┌────────
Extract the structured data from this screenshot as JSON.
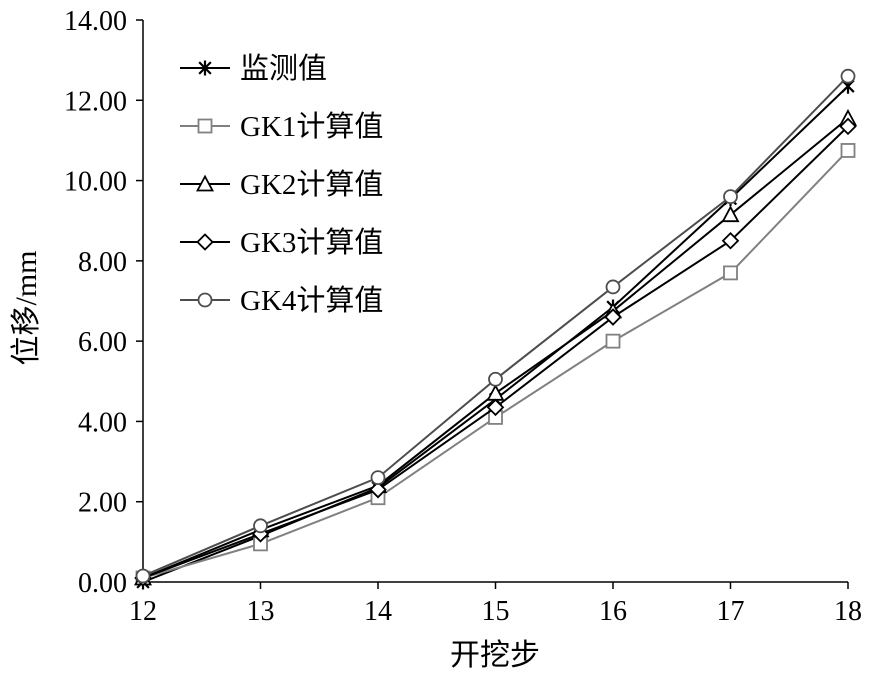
{
  "chart_data": {
    "type": "line",
    "title": "",
    "xlabel": "开挖步",
    "ylabel": "位移/mm",
    "x": [
      12,
      13,
      14,
      15,
      16,
      17,
      18
    ],
    "xticks": [
      "12",
      "13",
      "14",
      "15",
      "16",
      "17",
      "18"
    ],
    "ylim": [
      0,
      14
    ],
    "yticks": [
      "0.00",
      "2.00",
      "4.00",
      "6.00",
      "8.00",
      "10.00",
      "12.00",
      "14.00"
    ],
    "grid": false,
    "legend_position": "top-left",
    "series": [
      {
        "name": "监测值",
        "marker": "asterisk",
        "color": "#000000",
        "values": [
          0.0,
          1.15,
          2.35,
          4.55,
          6.85,
          9.55,
          12.35
        ]
      },
      {
        "name": "GK1计算值",
        "marker": "square",
        "color": "#808080",
        "values": [
          0.1,
          0.95,
          2.1,
          4.1,
          6.0,
          7.7,
          10.75
        ]
      },
      {
        "name": "GK2计算值",
        "marker": "triangle",
        "color": "#000000",
        "values": [
          0.1,
          1.3,
          2.4,
          4.7,
          6.75,
          9.15,
          11.55
        ]
      },
      {
        "name": "GK3计算值",
        "marker": "diamond",
        "color": "#000000",
        "values": [
          0.1,
          1.2,
          2.3,
          4.35,
          6.6,
          8.5,
          11.35
        ]
      },
      {
        "name": "GK4计算值",
        "marker": "circle",
        "color": "#4d4d4d",
        "values": [
          0.15,
          1.4,
          2.6,
          5.05,
          7.35,
          9.6,
          12.6
        ]
      }
    ]
  }
}
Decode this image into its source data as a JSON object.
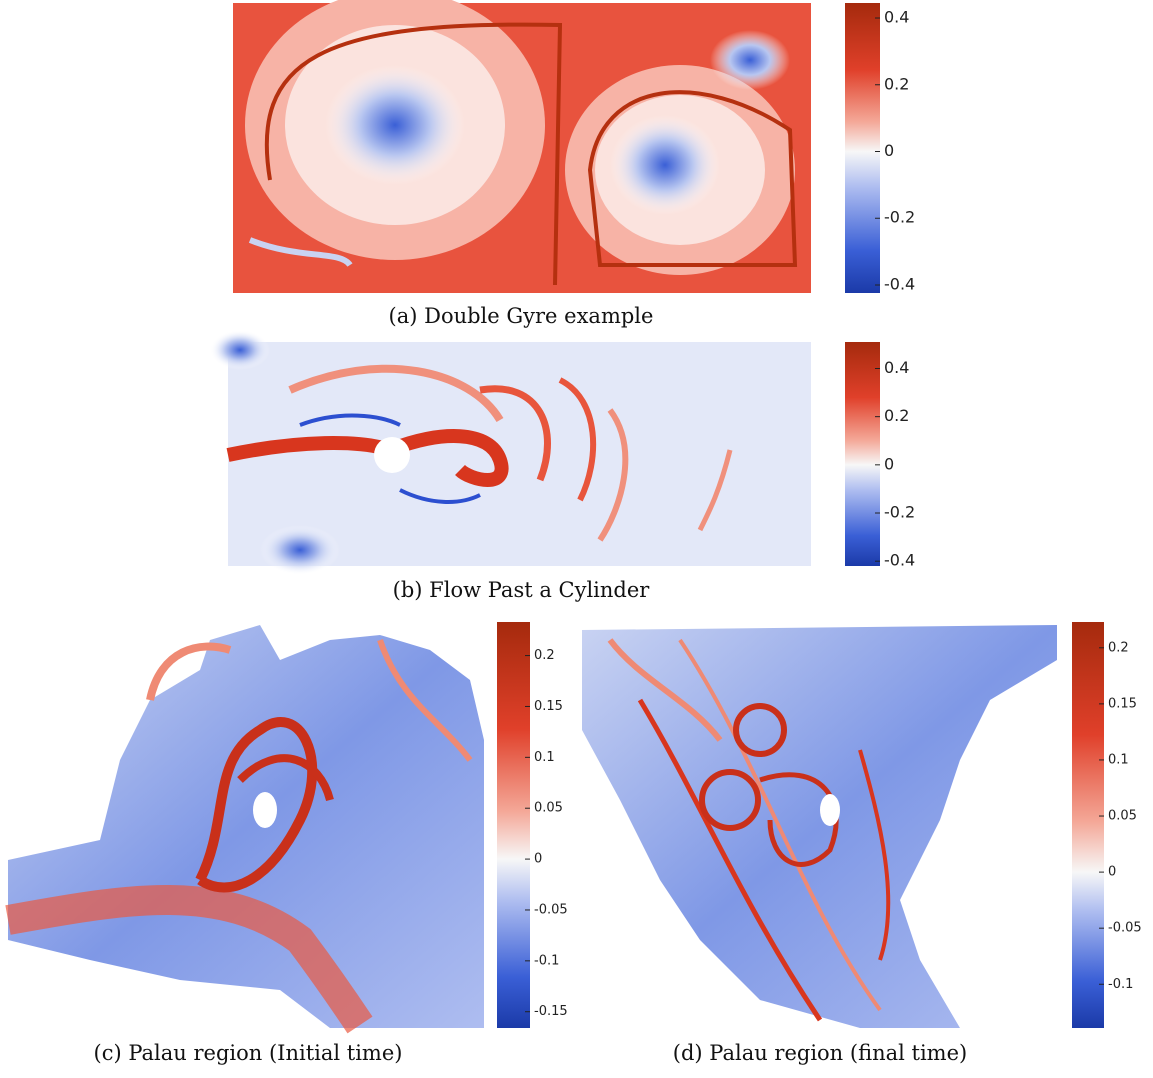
{
  "chart_data": [
    {
      "type": "heatmap",
      "title": "(a) Double Gyre example",
      "clim": [
        -0.424,
        0.445
      ],
      "cticks": [
        0.4,
        0.2,
        0,
        -0.2,
        -0.4
      ]
    },
    {
      "type": "heatmap",
      "title": "(b) Flow Past a Cylinder",
      "clim": [
        -0.42,
        0.51
      ],
      "cticks": [
        0.4,
        0.2,
        0,
        -0.2,
        -0.4
      ]
    },
    {
      "type": "heatmap",
      "title": "(c) Palau region (Initial time)",
      "clim": [
        -0.166,
        0.233
      ],
      "cticks": [
        0.2,
        0.15,
        0.1,
        0.05,
        0,
        -0.05,
        -0.1,
        -0.15
      ]
    },
    {
      "type": "heatmap",
      "title": "(d) Palau region (final time)",
      "clim": [
        -0.139,
        0.223
      ],
      "cticks": [
        0.2,
        0.15,
        0.1,
        0.05,
        0,
        -0.05,
        -0.1
      ]
    }
  ]
}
└────────
WRITTEN INSTRUCTION
The pictures should not appear in the copy; every other part of the records above must be returned exactly.

THE ANSWER
Extract the structured data from this screenshot as JSON.
{
  "chart_data": {
    "type": "line",
    "title": "",
    "xlabel": "开挖步",
    "ylabel": "位移/mm",
    "x": [
      12,
      13,
      14,
      15,
      16,
      17,
      18
    ],
    "xticks": [
      "12",
      "13",
      "14",
      "15",
      "16",
      "17",
      "18"
    ],
    "ylim": [
      0,
      14
    ],
    "yticks": [
      "0.00",
      "2.00",
      "4.00",
      "6.00",
      "8.00",
      "10.00",
      "12.00",
      "14.00"
    ],
    "grid": false,
    "legend_position": "top-left",
    "series": [
      {
        "name": "监测值",
        "marker": "asterisk",
        "color": "#000000",
        "values": [
          0.0,
          1.15,
          2.35,
          4.55,
          6.85,
          9.55,
          12.35
        ]
      },
      {
        "name": "GK1计算值",
        "marker": "square",
        "color": "#808080",
        "values": [
          0.1,
          0.95,
          2.1,
          4.1,
          6.0,
          7.7,
          10.75
        ]
      },
      {
        "name": "GK2计算值",
        "marker": "triangle",
        "color": "#000000",
        "values": [
          0.1,
          1.3,
          2.4,
          4.7,
          6.75,
          9.15,
          11.55
        ]
      },
      {
        "name": "GK3计算值",
        "marker": "diamond",
        "color": "#000000",
        "values": [
          0.1,
          1.2,
          2.3,
          4.35,
          6.6,
          8.5,
          11.35
        ]
      },
      {
        "name": "GK4计算值",
        "marker": "circle",
        "color": "#4d4d4d",
        "values": [
          0.15,
          1.4,
          2.6,
          5.05,
          7.35,
          9.6,
          12.6
        ]
      }
    ]
  }
}
Decode this image into its source data as a JSON object.
{
  "chart_data": [
    {
      "type": "heatmap",
      "title": "(a) Double Gyre example",
      "clim": [
        -0.424,
        0.445
      ],
      "cticks": [
        0.4,
        0.2,
        0,
        -0.2,
        -0.4
      ]
    },
    {
      "type": "heatmap",
      "title": "(b) Flow Past a Cylinder",
      "clim": [
        -0.42,
        0.51
      ],
      "cticks": [
        0.4,
        0.2,
        0,
        -0.2,
        -0.4
      ]
    },
    {
      "type": "heatmap",
      "title": "(c) Palau region (Initial time)",
      "clim": [
        -0.166,
        0.233
      ],
      "cticks": [
        0.2,
        0.15,
        0.1,
        0.05,
        0,
        -0.05,
        -0.1,
        -0.15
      ]
    },
    {
      "type": "heatmap",
      "title": "(d) Palau region (final time)",
      "clim": [
        -0.139,
        0.223
      ],
      "cticks": [
        0.2,
        0.15,
        0.1,
        0.05,
        0,
        -0.05,
        -0.1
      ]
    }
  ]
}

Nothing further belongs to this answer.